___ Material for this exercise ___

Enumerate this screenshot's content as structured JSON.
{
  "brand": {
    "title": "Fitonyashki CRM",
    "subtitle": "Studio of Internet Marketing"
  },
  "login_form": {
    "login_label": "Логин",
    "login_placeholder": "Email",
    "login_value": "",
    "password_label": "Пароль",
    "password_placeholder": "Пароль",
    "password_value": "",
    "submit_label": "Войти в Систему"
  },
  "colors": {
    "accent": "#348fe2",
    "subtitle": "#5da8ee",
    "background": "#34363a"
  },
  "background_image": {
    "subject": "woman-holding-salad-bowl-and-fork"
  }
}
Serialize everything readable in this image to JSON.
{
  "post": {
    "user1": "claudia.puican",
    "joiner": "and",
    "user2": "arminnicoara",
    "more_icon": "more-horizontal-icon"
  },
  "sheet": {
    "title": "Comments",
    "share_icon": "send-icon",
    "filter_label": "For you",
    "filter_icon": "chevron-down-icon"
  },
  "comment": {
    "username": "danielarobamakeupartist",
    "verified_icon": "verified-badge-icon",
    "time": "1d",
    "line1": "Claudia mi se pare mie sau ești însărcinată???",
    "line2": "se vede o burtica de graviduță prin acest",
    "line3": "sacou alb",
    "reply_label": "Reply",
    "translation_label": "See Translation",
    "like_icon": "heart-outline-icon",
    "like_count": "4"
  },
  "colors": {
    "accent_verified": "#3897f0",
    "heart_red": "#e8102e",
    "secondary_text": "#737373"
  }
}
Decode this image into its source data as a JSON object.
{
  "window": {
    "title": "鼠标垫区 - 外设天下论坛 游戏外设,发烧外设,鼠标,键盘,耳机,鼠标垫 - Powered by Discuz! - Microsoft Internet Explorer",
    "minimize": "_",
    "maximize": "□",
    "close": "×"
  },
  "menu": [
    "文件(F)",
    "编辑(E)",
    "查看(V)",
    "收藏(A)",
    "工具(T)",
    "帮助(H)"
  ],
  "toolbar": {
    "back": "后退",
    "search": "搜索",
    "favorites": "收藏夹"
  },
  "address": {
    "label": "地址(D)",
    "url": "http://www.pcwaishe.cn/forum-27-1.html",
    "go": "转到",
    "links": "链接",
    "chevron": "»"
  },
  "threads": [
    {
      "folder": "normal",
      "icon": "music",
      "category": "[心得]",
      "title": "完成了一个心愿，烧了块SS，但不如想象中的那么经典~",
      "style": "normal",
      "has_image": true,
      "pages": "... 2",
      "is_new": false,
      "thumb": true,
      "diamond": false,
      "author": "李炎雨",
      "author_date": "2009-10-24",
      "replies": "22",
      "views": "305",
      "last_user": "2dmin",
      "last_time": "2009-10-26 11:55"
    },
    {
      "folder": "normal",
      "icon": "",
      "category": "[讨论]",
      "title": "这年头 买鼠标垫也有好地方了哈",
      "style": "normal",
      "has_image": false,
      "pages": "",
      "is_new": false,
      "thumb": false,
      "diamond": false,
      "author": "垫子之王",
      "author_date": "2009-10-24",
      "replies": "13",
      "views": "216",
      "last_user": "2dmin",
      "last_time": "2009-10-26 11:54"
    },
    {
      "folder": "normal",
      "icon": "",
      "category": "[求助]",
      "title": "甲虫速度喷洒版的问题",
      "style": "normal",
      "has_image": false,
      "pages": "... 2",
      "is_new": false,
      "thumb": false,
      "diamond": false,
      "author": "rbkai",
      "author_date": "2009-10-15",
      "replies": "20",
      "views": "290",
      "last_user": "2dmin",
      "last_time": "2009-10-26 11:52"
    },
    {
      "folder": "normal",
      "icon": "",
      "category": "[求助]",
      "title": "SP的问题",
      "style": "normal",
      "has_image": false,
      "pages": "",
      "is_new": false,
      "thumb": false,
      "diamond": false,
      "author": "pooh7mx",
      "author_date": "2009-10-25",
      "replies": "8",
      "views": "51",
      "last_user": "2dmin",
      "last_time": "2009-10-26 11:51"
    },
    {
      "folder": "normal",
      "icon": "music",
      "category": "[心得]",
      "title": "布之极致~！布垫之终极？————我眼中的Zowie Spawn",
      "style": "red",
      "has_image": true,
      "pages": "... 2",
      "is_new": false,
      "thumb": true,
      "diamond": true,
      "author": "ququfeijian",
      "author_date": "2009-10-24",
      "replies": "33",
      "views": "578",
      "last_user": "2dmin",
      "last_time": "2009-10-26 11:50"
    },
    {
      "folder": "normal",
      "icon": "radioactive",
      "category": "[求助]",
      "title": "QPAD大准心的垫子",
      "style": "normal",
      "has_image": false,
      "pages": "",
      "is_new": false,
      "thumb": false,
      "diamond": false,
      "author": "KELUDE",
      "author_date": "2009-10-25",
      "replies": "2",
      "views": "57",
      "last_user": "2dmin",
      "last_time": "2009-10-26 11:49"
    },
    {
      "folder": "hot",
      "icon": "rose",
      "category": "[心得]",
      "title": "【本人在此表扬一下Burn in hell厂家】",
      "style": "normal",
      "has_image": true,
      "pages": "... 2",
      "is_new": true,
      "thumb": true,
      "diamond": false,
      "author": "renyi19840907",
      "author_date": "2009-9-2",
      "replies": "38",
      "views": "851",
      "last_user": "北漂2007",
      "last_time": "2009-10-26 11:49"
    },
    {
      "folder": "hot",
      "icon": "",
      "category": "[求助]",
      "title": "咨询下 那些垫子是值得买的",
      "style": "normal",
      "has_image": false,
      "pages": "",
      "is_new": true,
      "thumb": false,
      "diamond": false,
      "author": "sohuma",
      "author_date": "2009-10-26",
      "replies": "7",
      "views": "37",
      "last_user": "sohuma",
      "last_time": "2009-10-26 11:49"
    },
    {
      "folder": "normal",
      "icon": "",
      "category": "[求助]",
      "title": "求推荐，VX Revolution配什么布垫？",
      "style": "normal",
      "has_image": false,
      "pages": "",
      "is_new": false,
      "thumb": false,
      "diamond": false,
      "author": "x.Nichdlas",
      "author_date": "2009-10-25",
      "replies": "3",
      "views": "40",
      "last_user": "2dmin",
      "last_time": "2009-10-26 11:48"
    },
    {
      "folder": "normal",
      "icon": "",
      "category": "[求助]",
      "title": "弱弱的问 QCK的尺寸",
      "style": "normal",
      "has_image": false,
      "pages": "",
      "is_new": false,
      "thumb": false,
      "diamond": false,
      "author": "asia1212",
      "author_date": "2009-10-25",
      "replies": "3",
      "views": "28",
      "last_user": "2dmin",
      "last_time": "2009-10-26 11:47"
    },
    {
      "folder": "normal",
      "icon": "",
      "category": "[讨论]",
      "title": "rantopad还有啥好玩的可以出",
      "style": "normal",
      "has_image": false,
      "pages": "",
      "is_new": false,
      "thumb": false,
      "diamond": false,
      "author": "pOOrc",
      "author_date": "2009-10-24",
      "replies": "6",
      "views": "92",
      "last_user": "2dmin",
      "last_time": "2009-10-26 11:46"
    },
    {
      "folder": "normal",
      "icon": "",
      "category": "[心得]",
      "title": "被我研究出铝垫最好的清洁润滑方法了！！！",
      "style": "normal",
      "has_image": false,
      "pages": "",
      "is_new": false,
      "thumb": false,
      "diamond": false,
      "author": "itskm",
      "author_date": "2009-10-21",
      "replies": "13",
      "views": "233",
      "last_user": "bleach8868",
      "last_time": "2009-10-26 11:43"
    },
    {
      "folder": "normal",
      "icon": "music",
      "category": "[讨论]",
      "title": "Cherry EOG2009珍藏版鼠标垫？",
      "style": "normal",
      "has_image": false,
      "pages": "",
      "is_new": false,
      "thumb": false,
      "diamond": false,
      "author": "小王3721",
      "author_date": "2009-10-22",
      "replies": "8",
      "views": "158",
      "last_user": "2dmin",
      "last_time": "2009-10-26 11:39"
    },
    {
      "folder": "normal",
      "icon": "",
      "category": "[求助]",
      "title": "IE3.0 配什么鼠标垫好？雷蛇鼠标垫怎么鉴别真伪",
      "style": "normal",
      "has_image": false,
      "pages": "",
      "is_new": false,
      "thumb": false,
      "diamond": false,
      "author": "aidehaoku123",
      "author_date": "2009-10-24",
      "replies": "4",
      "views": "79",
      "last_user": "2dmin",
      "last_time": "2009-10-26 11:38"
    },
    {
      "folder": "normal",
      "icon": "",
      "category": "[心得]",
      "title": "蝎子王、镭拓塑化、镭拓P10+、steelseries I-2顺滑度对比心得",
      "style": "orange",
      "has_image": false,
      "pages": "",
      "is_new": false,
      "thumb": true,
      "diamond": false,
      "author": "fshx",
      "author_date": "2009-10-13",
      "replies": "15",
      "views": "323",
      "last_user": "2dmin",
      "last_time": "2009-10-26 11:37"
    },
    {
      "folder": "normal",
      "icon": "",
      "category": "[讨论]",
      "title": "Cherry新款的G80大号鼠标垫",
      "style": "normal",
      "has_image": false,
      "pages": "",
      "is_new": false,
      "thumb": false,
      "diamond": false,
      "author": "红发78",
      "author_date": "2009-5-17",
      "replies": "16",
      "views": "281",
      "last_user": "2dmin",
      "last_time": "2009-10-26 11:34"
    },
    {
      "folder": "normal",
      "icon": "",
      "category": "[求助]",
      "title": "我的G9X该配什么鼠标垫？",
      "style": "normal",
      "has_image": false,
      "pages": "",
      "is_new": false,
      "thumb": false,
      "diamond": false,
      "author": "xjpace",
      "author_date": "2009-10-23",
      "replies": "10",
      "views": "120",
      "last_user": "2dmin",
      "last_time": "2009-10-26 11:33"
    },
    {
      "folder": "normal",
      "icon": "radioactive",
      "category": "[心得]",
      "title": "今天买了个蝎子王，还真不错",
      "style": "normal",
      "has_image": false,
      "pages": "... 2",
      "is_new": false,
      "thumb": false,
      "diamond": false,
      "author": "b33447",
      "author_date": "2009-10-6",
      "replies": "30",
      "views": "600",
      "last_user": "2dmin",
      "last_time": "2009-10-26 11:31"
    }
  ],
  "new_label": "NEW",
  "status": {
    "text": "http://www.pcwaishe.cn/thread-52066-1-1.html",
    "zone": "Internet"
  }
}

___

§ Set problem
Say how many lines above contain the string "chevron". Answer with the number only.

§ Finished exercise
2